> [Records]
"""
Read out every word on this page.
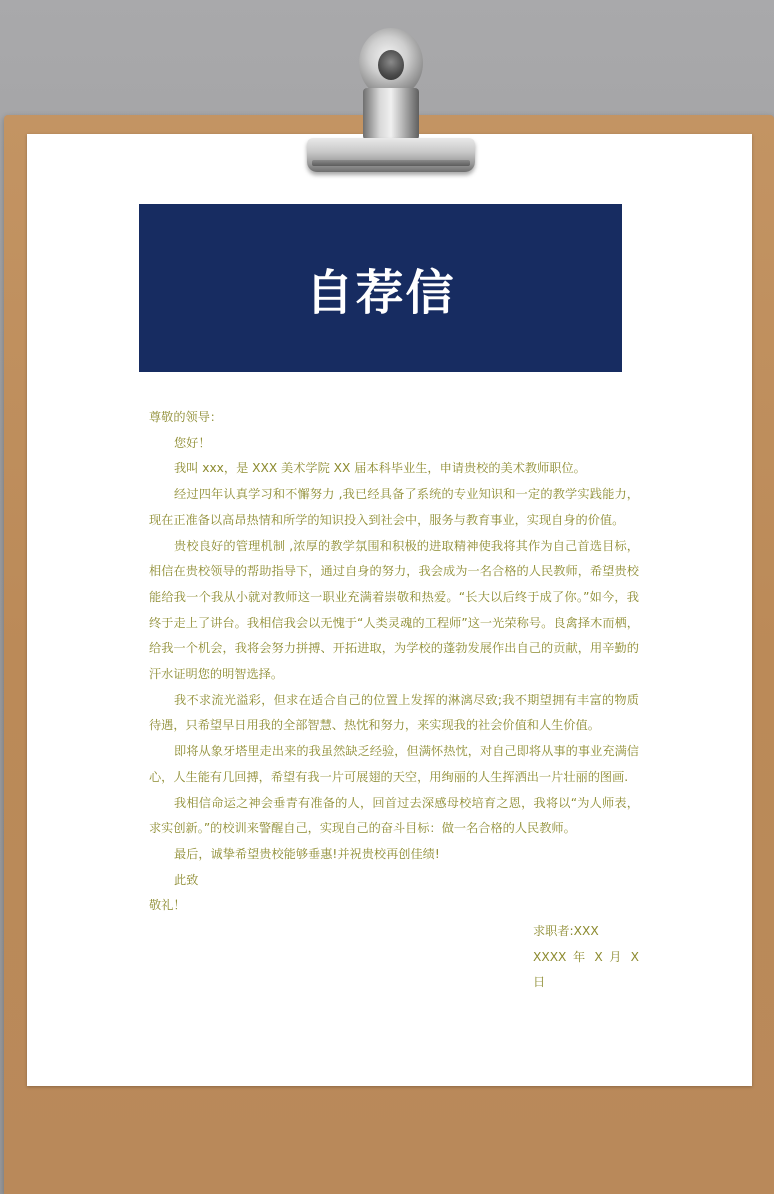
自荐信

尊敬的领导：

您好！

我叫 xxx，是 XXX 美术学院 XX 届本科毕业生，申请贵校的美术教师职位。

经过四年认真学习和不懈努力 ,我已经具备了系统的专业知识和一定的教学实践能力，现在正准备以高昂热情和所学的知识投入到社会中，服务与教育事业，实现自身的价值。

贵校良好的管理机制 ,浓厚的教学氛围和积极的进取精神使我将其作为自己首选目标，相信在贵校领导的帮助指导下，通过自身的努力，我会成为一名合格的人民教师，希望贵校能给我一个我从小就对教师这一职业充满着崇敬和热爱。“长大以后终于成了你。”如今，我终于走上了讲台。我相信我会以无愧于“人类灵魂的工程师”这一光荣称号。良禽择木而栖，给我一个机会，我将会努力拼搏、开拓进取，为学校的蓬勃发展作出自己的贡献，用辛勤的汗水证明您的明智选择。

我不求流光溢彩，但求在适合自己的位置上发挥的淋漓尽致;我不期望拥有丰富的物质待遇，只希望早日用我的全部智慧、热忱和努力，来实现我的社会价值和人生价值。

即将从象牙塔里走出来的我虽然缺乏经验，但满怀热忱，对自己即将从事的事业充满信心，人生能有几回搏，希望有我一片可展翅的天空，用绚丽的人生挥洒出一片壮丽的图画.

我相信命运之神会垂青有准备的人，回首过去深感母校培育之恩，我将以“为人师表，求实创新。”的校训来警醒自己，实现自己的奋斗目标：做一名合格的人民教师。

最后，诚挚希望贵校能够垂惠!并祝贵校再创佳绩!

此致

敬礼！

求职者:XXX

XXXX 年 X 月 X 日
"""
> [Problem] Images must not appear in the copy; reproduce everything else in the records verbatim.

> [Written solution]
Read out every word on this page.
自荐信

尊敬的领导：

您好！

我叫 xxx，是 XXX 美术学院 XX 届本科毕业生，申请贵校的美术教师职位。

经过四年认真学习和不懈努力 ,我已经具备了系统的专业知识和一定的教学实践能力，现在正准备以高昂热情和所学的知识投入到社会中，服务与教育事业，实现自身的价值。

贵校良好的管理机制 ,浓厚的教学氛围和积极的进取精神使我将其作为自己首选目标，相信在贵校领导的帮助指导下，通过自身的努力，我会成为一名合格的人民教师，希望贵校能给我一个我从小就对教师这一职业充满着崇敬和热爱。“长大以后终于成了你。”如今，我终于走上了讲台。我相信我会以无愧于“人类灵魂的工程师”这一光荣称号。良禽择木而栖，给我一个机会，我将会努力拼搏、开拓进取，为学校的蓬勃发展作出自己的贡献，用辛勤的汗水证明您的明智选择。

我不求流光溢彩，但求在适合自己的位置上发挥的淋漓尽致;我不期望拥有丰富的物质待遇，只希望早日用我的全部智慧、热忱和努力，来实现我的社会价值和人生价值。

即将从象牙塔里走出来的我虽然缺乏经验，但满怀热忱，对自己即将从事的事业充满信心，人生能有几回搏，希望有我一片可展翅的天空，用绚丽的人生挥洒出一片壮丽的图画.

我相信命运之神会垂青有准备的人，回首过去深感母校培育之恩，我将以“为人师表，求实创新。”的校训来警醒自己，实现自己的奋斗目标：做一名合格的人民教师。

最后，诚挚希望贵校能够垂惠!并祝贵校再创佳绩!

此致

敬礼！

求职者:XXX

XXXX 年 X 月 X 日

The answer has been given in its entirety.